[Extracted data entries]
⟨
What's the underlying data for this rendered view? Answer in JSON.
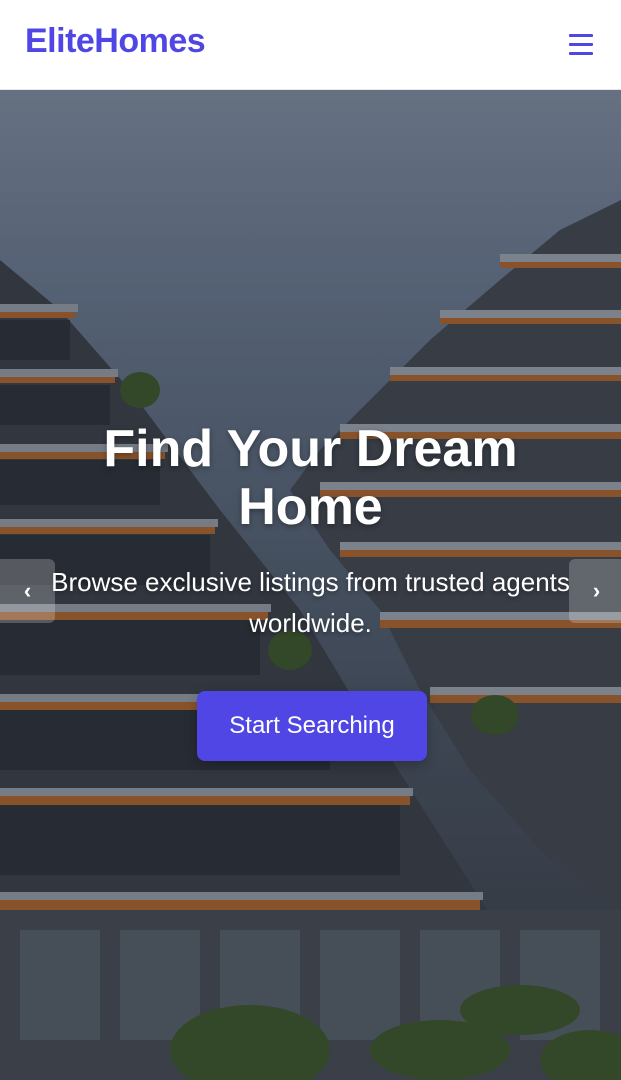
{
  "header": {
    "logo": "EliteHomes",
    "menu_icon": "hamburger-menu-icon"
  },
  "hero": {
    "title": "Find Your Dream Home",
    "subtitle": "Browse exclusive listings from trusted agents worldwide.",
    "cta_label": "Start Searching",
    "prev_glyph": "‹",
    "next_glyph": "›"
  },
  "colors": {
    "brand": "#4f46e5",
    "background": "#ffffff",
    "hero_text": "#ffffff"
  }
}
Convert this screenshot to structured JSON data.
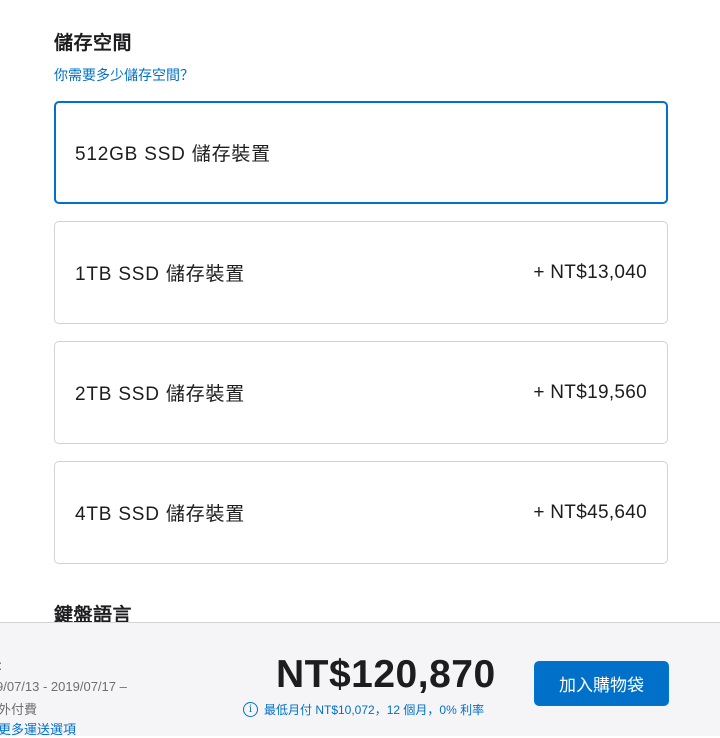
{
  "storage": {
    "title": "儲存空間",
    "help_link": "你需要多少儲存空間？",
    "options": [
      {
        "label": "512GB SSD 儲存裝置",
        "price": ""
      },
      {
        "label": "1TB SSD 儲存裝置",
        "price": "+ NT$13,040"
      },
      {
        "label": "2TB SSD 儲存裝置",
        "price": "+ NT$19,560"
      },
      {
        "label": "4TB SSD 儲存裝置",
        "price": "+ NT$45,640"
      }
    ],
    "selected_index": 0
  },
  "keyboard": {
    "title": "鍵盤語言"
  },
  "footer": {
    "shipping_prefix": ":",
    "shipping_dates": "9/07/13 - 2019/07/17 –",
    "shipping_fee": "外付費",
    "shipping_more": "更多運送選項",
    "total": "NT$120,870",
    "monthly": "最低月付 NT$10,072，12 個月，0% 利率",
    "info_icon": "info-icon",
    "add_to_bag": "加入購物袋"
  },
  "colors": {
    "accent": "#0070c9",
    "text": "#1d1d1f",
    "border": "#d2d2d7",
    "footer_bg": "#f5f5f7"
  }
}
⟩
Return the full material word for word. Do not include the pictures.

Problem solution:
What's the underlying data for this rendered view? Answer in JSON.
{
  "header": {
    "logo": "EliteHomes",
    "menu_icon": "hamburger-menu-icon"
  },
  "hero": {
    "title": "Find Your Dream Home",
    "subtitle": "Browse exclusive listings from trusted agents worldwide.",
    "cta_label": "Start Searching",
    "prev_glyph": "‹",
    "next_glyph": "›"
  },
  "colors": {
    "brand": "#4f46e5",
    "background": "#ffffff",
    "hero_text": "#ffffff"
  }
}
Convert this screenshot to structured JSON data.
{
  "storage": {
    "title": "儲存空間",
    "help_link": "你需要多少儲存空間？",
    "options": [
      {
        "label": "512GB SSD 儲存裝置",
        "price": ""
      },
      {
        "label": "1TB SSD 儲存裝置",
        "price": "+ NT$13,040"
      },
      {
        "label": "2TB SSD 儲存裝置",
        "price": "+ NT$19,560"
      },
      {
        "label": "4TB SSD 儲存裝置",
        "price": "+ NT$45,640"
      }
    ],
    "selected_index": 0
  },
  "keyboard": {
    "title": "鍵盤語言"
  },
  "footer": {
    "shipping_prefix": ":",
    "shipping_dates": "9/07/13 - 2019/07/17 –",
    "shipping_fee": "外付費",
    "shipping_more": "更多運送選項",
    "total": "NT$120,870",
    "monthly": "最低月付 NT$10,072，12 個月，0% 利率",
    "info_icon": "info-icon",
    "add_to_bag": "加入購物袋"
  },
  "colors": {
    "accent": "#0070c9",
    "text": "#1d1d1f",
    "border": "#d2d2d7",
    "footer_bg": "#f5f5f7"
  }
}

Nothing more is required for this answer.